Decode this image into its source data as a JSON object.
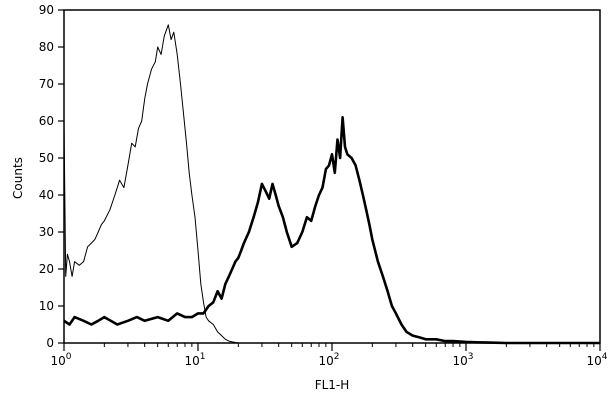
{
  "chart_data": {
    "type": "line",
    "xlabel": "FL1-H",
    "ylabel": "Counts",
    "xscale": "log",
    "xlim": [
      1,
      10000
    ],
    "ylim": [
      0,
      90
    ],
    "grid": false,
    "y_ticks": [
      0,
      10,
      20,
      30,
      40,
      50,
      60,
      70,
      80,
      90
    ],
    "y_tick_labels": [
      "0",
      "10",
      "20",
      "30",
      "40",
      "50",
      "60",
      "70",
      "80",
      "90"
    ],
    "x_ticks": [
      {
        "base": "10",
        "exp": "0"
      },
      {
        "base": "10",
        "exp": "1"
      },
      {
        "base": "10",
        "exp": "2"
      },
      {
        "base": "10",
        "exp": "3"
      },
      {
        "base": "10",
        "exp": "4"
      }
    ],
    "series": [
      {
        "style": "thin",
        "x": [
          1.0,
          1.03,
          1.06,
          1.1,
          1.15,
          1.2,
          1.3,
          1.4,
          1.5,
          1.6,
          1.7,
          1.8,
          1.9,
          2.0,
          2.2,
          2.4,
          2.6,
          2.8,
          3.0,
          3.2,
          3.4,
          3.6,
          3.8,
          4.0,
          4.2,
          4.5,
          4.8,
          5.0,
          5.3,
          5.6,
          6.0,
          6.3,
          6.6,
          7.0,
          7.4,
          7.8,
          8.2,
          8.6,
          9.0,
          9.5,
          10.0,
          10.5,
          11.0,
          11.5,
          12.0,
          13.0,
          14.0,
          15.0,
          16.0,
          17.0,
          18.0,
          20.0,
          25.0,
          30.0,
          40.0,
          60.0,
          100.0,
          1000.0,
          10000.0
        ],
        "y": [
          60,
          18,
          24,
          22,
          18,
          22,
          21,
          22,
          26,
          27,
          28,
          30,
          32,
          33,
          36,
          40,
          44,
          42,
          48,
          54,
          53,
          58,
          60,
          66,
          70,
          74,
          76,
          80,
          78,
          83,
          86,
          82,
          84,
          78,
          70,
          62,
          54,
          46,
          40,
          34,
          25,
          16,
          11,
          7,
          6,
          5,
          3,
          2,
          1,
          0.5,
          0.3,
          0,
          0,
          0,
          0,
          0,
          0,
          0,
          0
        ]
      },
      {
        "style": "thick",
        "x": [
          1.0,
          1.1,
          1.2,
          1.4,
          1.6,
          1.8,
          2.0,
          2.5,
          3.0,
          3.5,
          4.0,
          5.0,
          6.0,
          7.0,
          8.0,
          9.0,
          10.0,
          11.0,
          12.0,
          13.0,
          14.0,
          15.0,
          16.0,
          17.0,
          18.0,
          19.0,
          20.0,
          21.0,
          22.0,
          24.0,
          26.0,
          28.0,
          30.0,
          32.0,
          34.0,
          36.0,
          38.0,
          40.0,
          43.0,
          46.0,
          50.0,
          55.0,
          60.0,
          65.0,
          70.0,
          75.0,
          80.0,
          85.0,
          90.0,
          95.0,
          100.0,
          105.0,
          110.0,
          115.0,
          120.0,
          125.0,
          130.0,
          140.0,
          150.0,
          160.0,
          170.0,
          180.0,
          190.0,
          200.0,
          220.0,
          240.0,
          260.0,
          280.0,
          300.0,
          330.0,
          360.0,
          400.0,
          450.0,
          500.0,
          600.0,
          700.0,
          800.0,
          1000.0,
          1200.0,
          1500.0,
          2000.0,
          3000.0,
          5000.0,
          10000.0
        ],
        "y": [
          6,
          5,
          7,
          6,
          5,
          6,
          7,
          5,
          6,
          7,
          6,
          7,
          6,
          8,
          7,
          7,
          8,
          8,
          10,
          11,
          14,
          12,
          16,
          18,
          20,
          22,
          23,
          25,
          27,
          30,
          34,
          38,
          43,
          41,
          39,
          43,
          40,
          37,
          34,
          30,
          26,
          27,
          30,
          34,
          33,
          37,
          40,
          42,
          47,
          48,
          51,
          46,
          55,
          50,
          61,
          53,
          51,
          50,
          48,
          44,
          40,
          36,
          32,
          28,
          22,
          18,
          14,
          10,
          8,
          5,
          3,
          2,
          1.5,
          1,
          1,
          0.5,
          0.5,
          0.3,
          0.2,
          0.1,
          0,
          0,
          0,
          0
        ]
      }
    ]
  }
}
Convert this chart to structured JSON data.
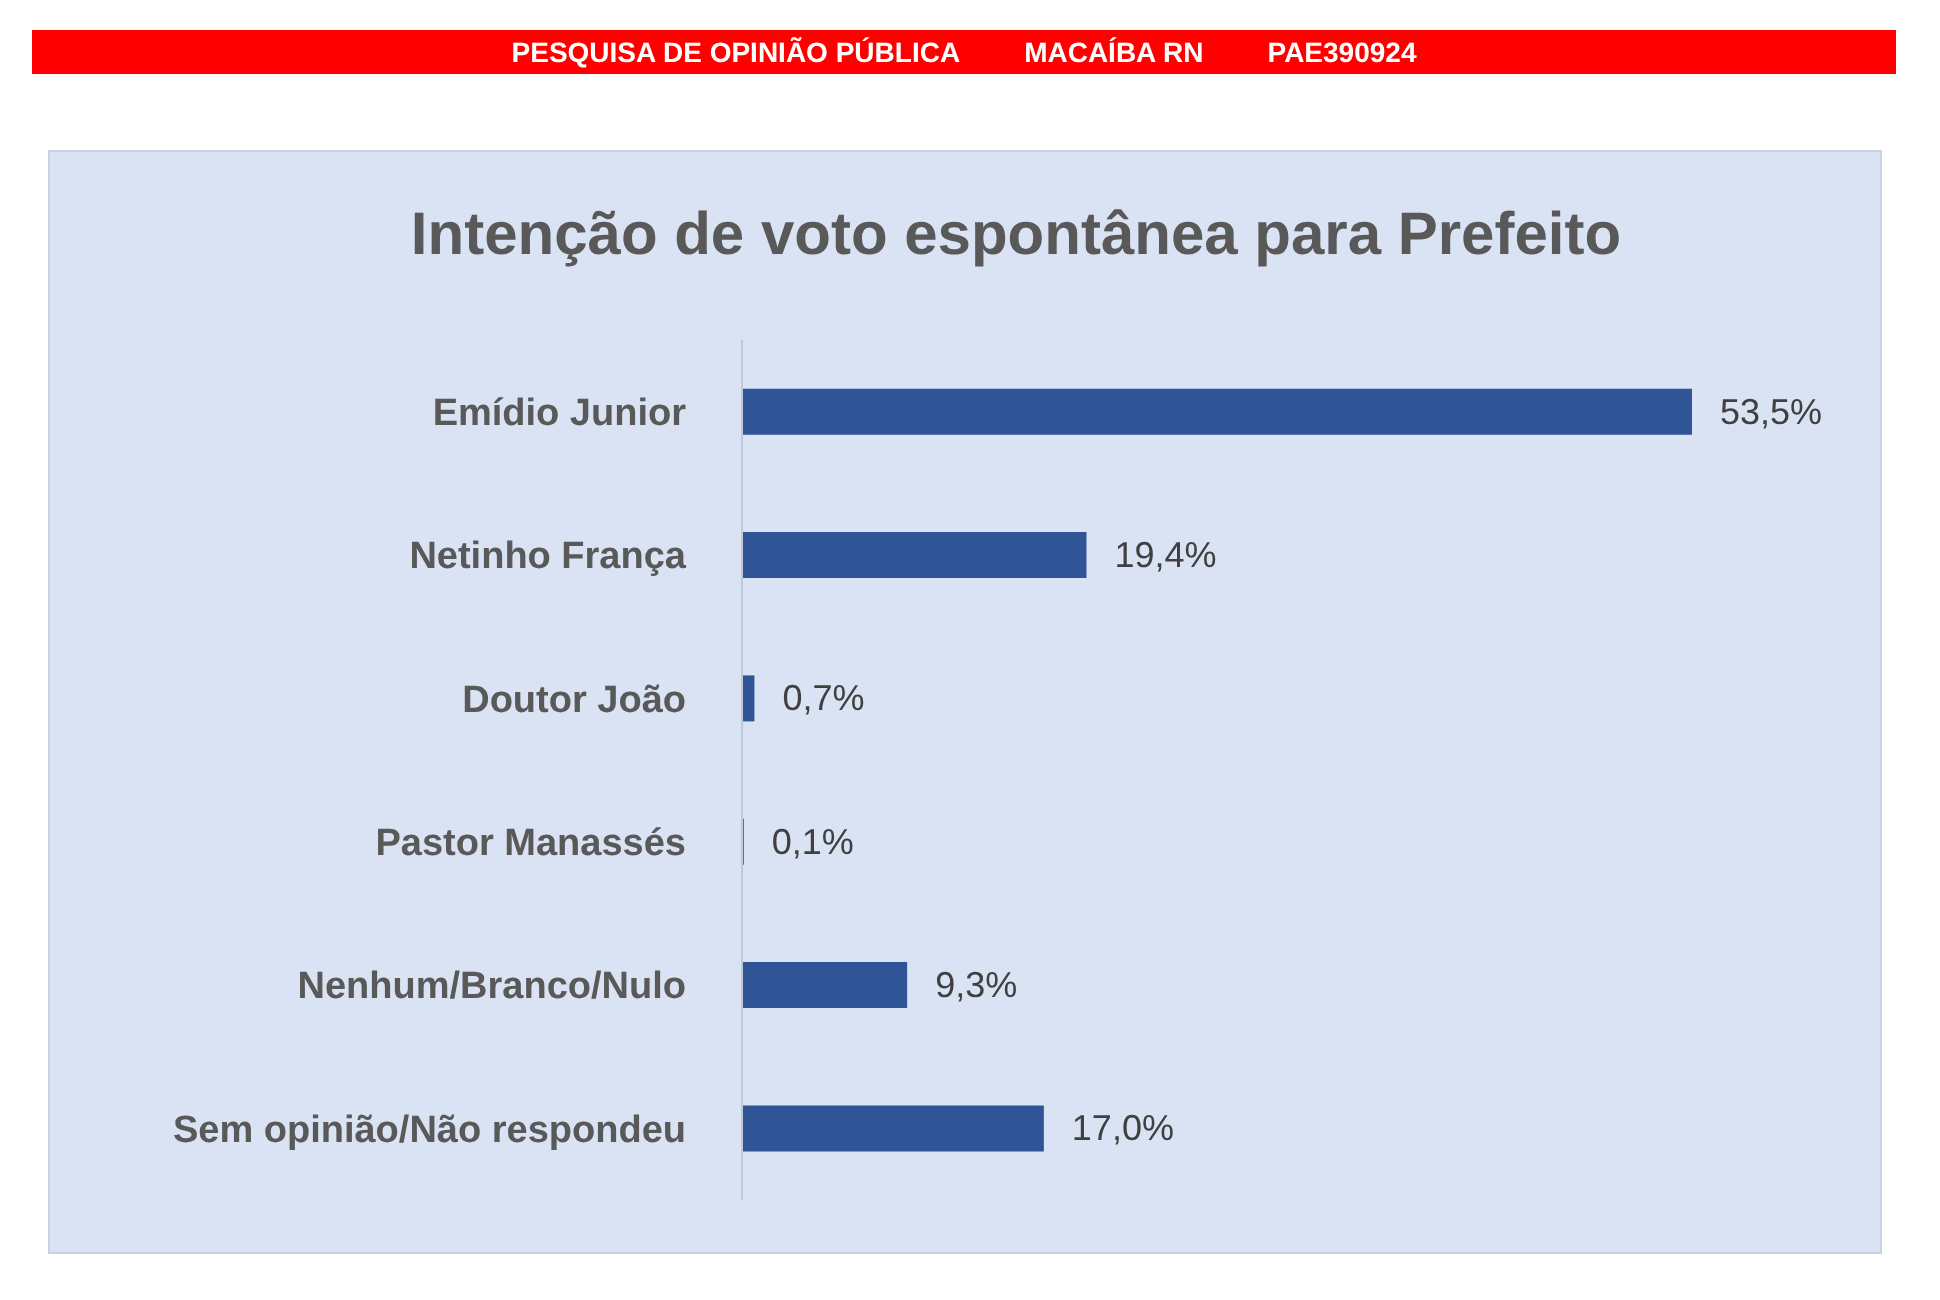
{
  "chart_data": {
    "type": "bar",
    "orientation": "horizontal",
    "title": "Intenção de voto espontânea para Prefeito",
    "annotations": [
      "PESQUISA DE OPINIÃO PÚBLICA",
      "MACAÍBA RN",
      "PAE390924"
    ],
    "categories": [
      "Emídio Junior",
      "Netinho França",
      "Doutor João",
      "Pastor Manassés",
      "Nenhum/Branco/Nulo",
      "Sem opinião/Não respondeu"
    ],
    "values": [
      53.5,
      19.4,
      0.7,
      0.1,
      9.3,
      17.0
    ],
    "value_labels": [
      "53,5%",
      "19,4%",
      "0,7%",
      "0,1%",
      "9,3%",
      "17,0%"
    ],
    "color": "#2f5597",
    "grid": false,
    "legend": false
  }
}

■ **Written instruction**
Reproduce, word for word, every line from the one that contains "Convert this chart to structured JSON data." to the end of the data, including both ends; omit all pictures.

■ **Solution to the problem**
Convert this chart to structured JSON data.
{
  "chart_data": {
    "type": "bar",
    "orientation": "horizontal",
    "title": "Intenção de voto espontânea para Prefeito",
    "annotations": [
      "PESQUISA DE OPINIÃO PÚBLICA",
      "MACAÍBA RN",
      "PAE390924"
    ],
    "categories": [
      "Emídio Junior",
      "Netinho França",
      "Doutor João",
      "Pastor Manassés",
      "Nenhum/Branco/Nulo",
      "Sem opinião/Não respondeu"
    ],
    "values": [
      53.5,
      19.4,
      0.7,
      0.1,
      9.3,
      17.0
    ],
    "value_labels": [
      "53,5%",
      "19,4%",
      "0,7%",
      "0,1%",
      "9,3%",
      "17,0%"
    ],
    "color": "#2f5597",
    "grid": false,
    "legend": false
  }
}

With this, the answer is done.